» **Your instructions**
In the records below, count every line containing "value". Reply with the number only.

★ ★ ★

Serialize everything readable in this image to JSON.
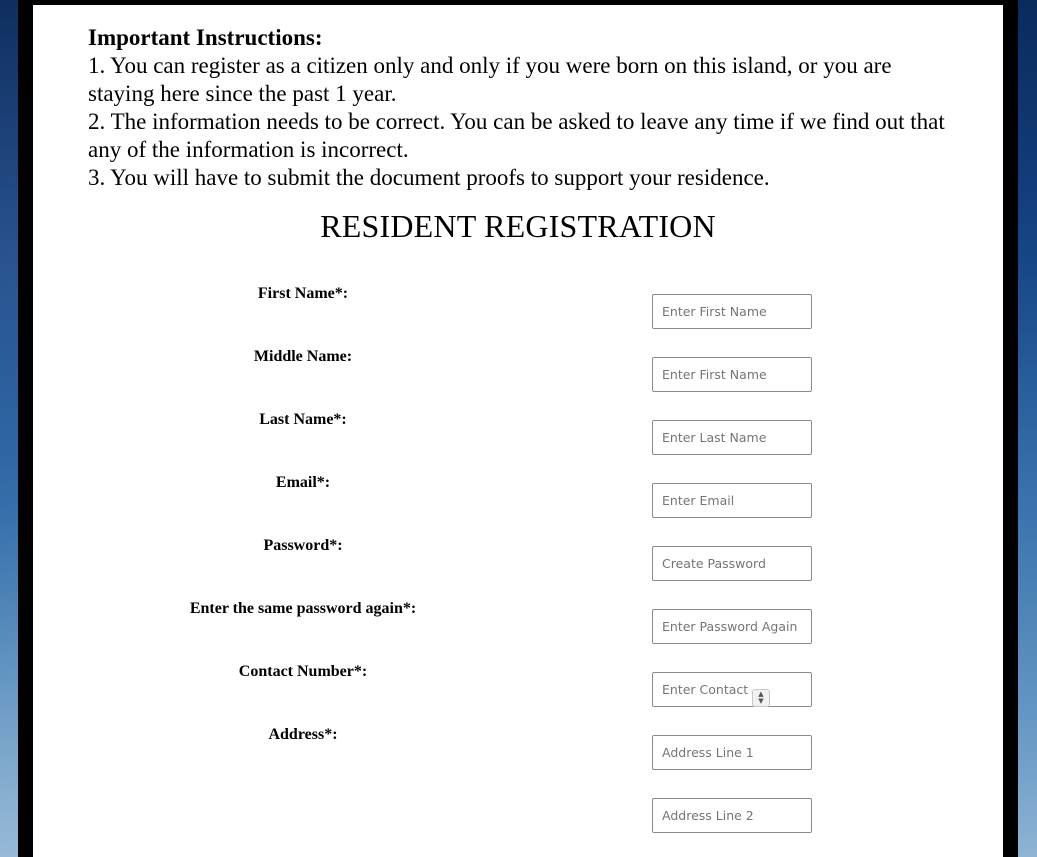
{
  "instructions": {
    "heading": "Important Instructions:",
    "lines": [
      "1. You can register as a citizen only and only if you were born on this island, or you are staying here since the past 1 year.",
      "2. The information needs to be correct. You can be asked to leave any time if we find out that any of the information is incorrect.",
      "3. You will have to submit the document proofs to support your residence."
    ]
  },
  "form": {
    "title": "RESIDENT REGISTRATION",
    "fields": [
      {
        "label": "First Name*:",
        "placeholder": "Enter First Name"
      },
      {
        "label": "Middle Name:",
        "placeholder": "Enter First Name"
      },
      {
        "label": "Last Name*:",
        "placeholder": "Enter Last Name"
      },
      {
        "label": "Email*:",
        "placeholder": "Enter Email"
      },
      {
        "label": "Password*:",
        "placeholder": "Create Password"
      },
      {
        "label": "Enter the same password again*:",
        "placeholder": "Enter Password Again"
      },
      {
        "label": "Contact Number*:",
        "placeholder": "Enter Contact"
      },
      {
        "label": "Address*:",
        "placeholder": "Address Line 1"
      },
      {
        "label": "",
        "placeholder": "Address Line 2"
      }
    ]
  },
  "icons": {
    "spinner": "number-spinner-icon"
  },
  "colors": {
    "background": "#1d5192",
    "frame": "#000000",
    "panel": "#ffffff",
    "input_border": "#8a8a8a"
  }
}
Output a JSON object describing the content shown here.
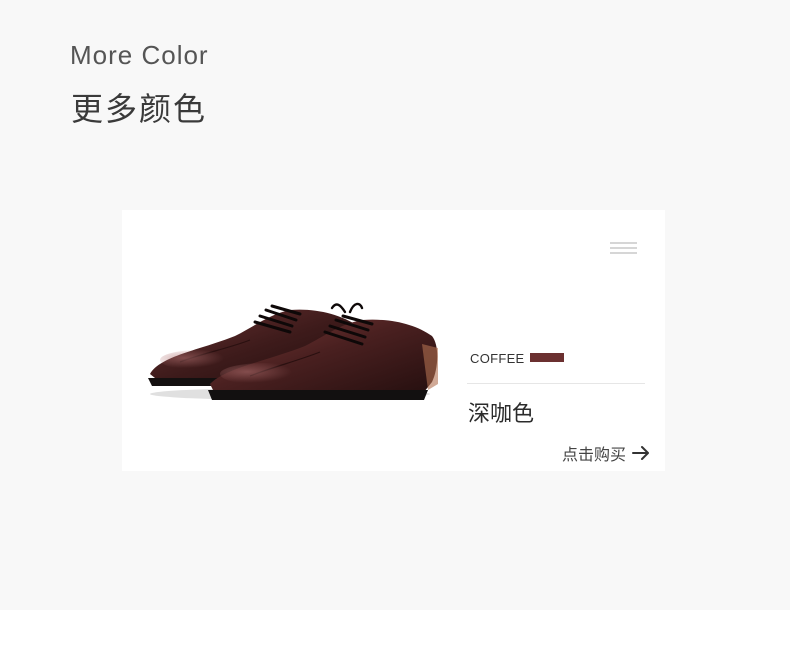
{
  "section": {
    "title_en": "More Color",
    "title_cn": "更多颜色"
  },
  "product_card": {
    "image_icon": "dress-shoes-image",
    "menu_icon": "menu-lines-icon",
    "color_code": "COFFEE",
    "swatch_color": "#6b3030",
    "color_name": "深咖色",
    "buy_label": "点击购买",
    "buy_icon": "arrow-right-icon"
  },
  "colors": {
    "page_background": "#f8f8f8",
    "card_background": "#ffffff",
    "heading_text": "#555555",
    "shoe_leather": "#3c1c1c"
  }
}
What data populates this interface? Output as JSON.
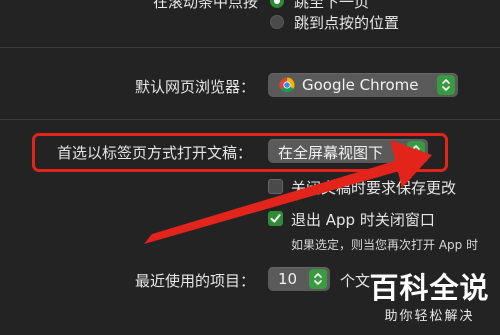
{
  "colors": {
    "background": "#232323",
    "accent_green": "#2f8b36",
    "highlight_red": "#e3241b"
  },
  "top": {
    "cut_label": "在滚动条中点按",
    "radio_selected_label": "跳至下一页",
    "radio_other_label": "跳到点按的位置"
  },
  "browser": {
    "label": "默认网页浏览器：",
    "value": "Google Chrome",
    "icon": "chrome-icon"
  },
  "tabs_pref": {
    "label": "首选以标签页方式打开文稿：",
    "value": "在全屏幕视图下"
  },
  "checks": {
    "ask_save": {
      "label": "关闭文稿时要求保存更改",
      "checked": false
    },
    "close_windows": {
      "label": "退出 App 时关闭窗口",
      "checked": true
    },
    "hint": "如果选定，则当您再次打开 App 时"
  },
  "recent": {
    "label": "最近使用的项目：",
    "value": "10",
    "suffix": "个文"
  },
  "watermark": {
    "main": "百科全说",
    "sub": "助你轻松解决"
  }
}
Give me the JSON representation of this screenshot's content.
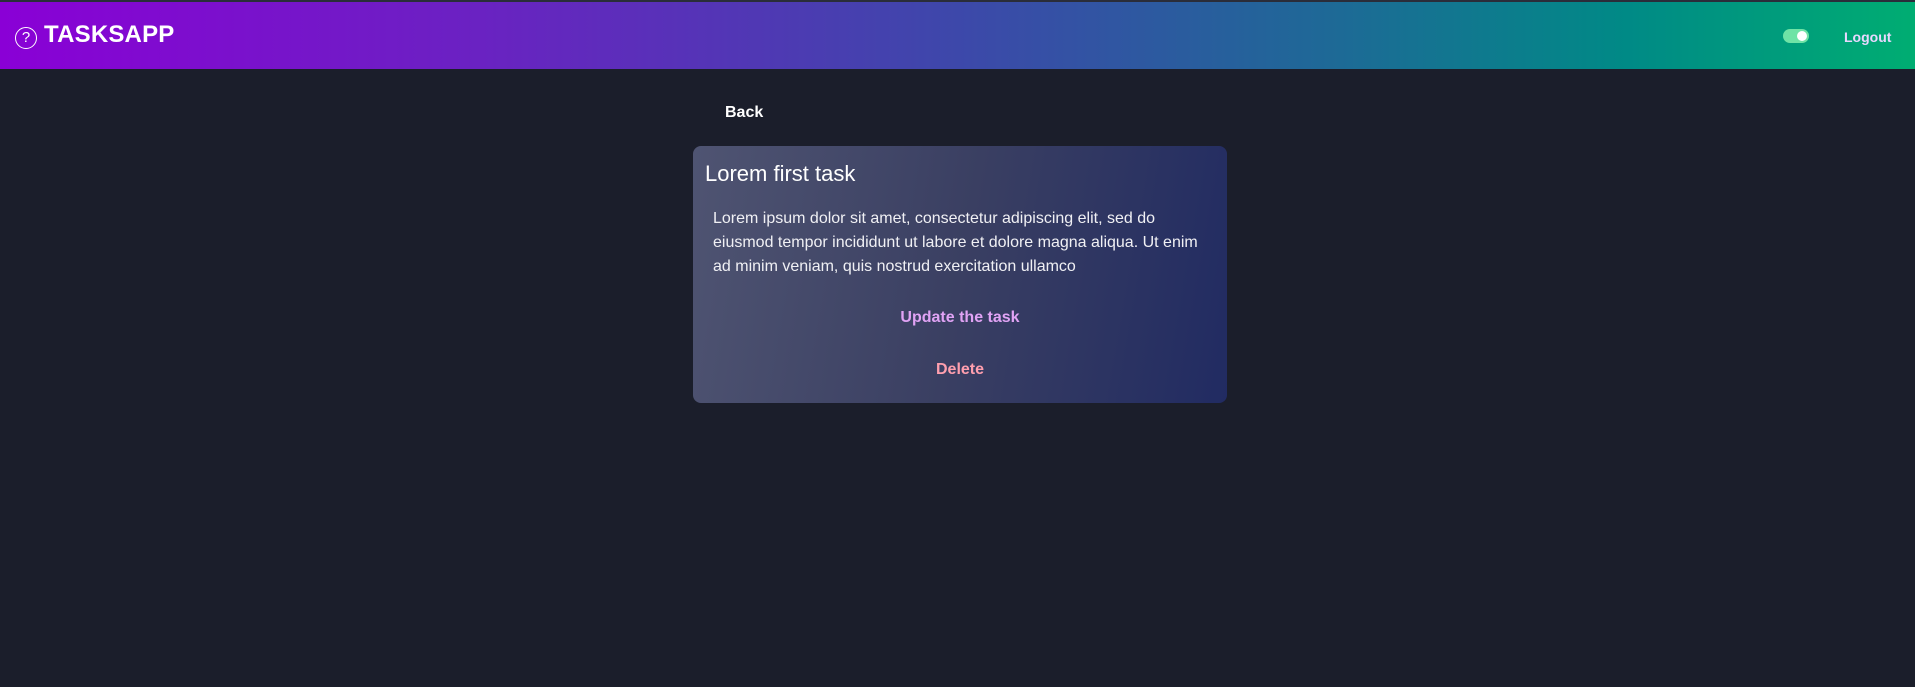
{
  "header": {
    "brand_icon": "help-circle-icon",
    "brand_icon_glyph": "?",
    "app_title": "TASKSAPP",
    "theme_toggle_on": true,
    "logout_label": "Logout"
  },
  "nav": {
    "back_label": "Back"
  },
  "task": {
    "title": "Lorem first task",
    "description": "Lorem ipsum dolor sit amet, consectetur adipiscing elit, sed do eiusmod tempor incididunt ut labore et dolore magna aliqua. Ut enim ad minim veniam, quis nostrud exercitation ullamco",
    "update_label": "Update the task",
    "delete_label": "Delete"
  },
  "colors": {
    "background": "#1b1e2b",
    "update_accent": "#e1a3f5",
    "delete_accent": "#ff9fae",
    "toggle_on": "#6fe3a6"
  }
}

★ ★ ★

» **Problem solution**
3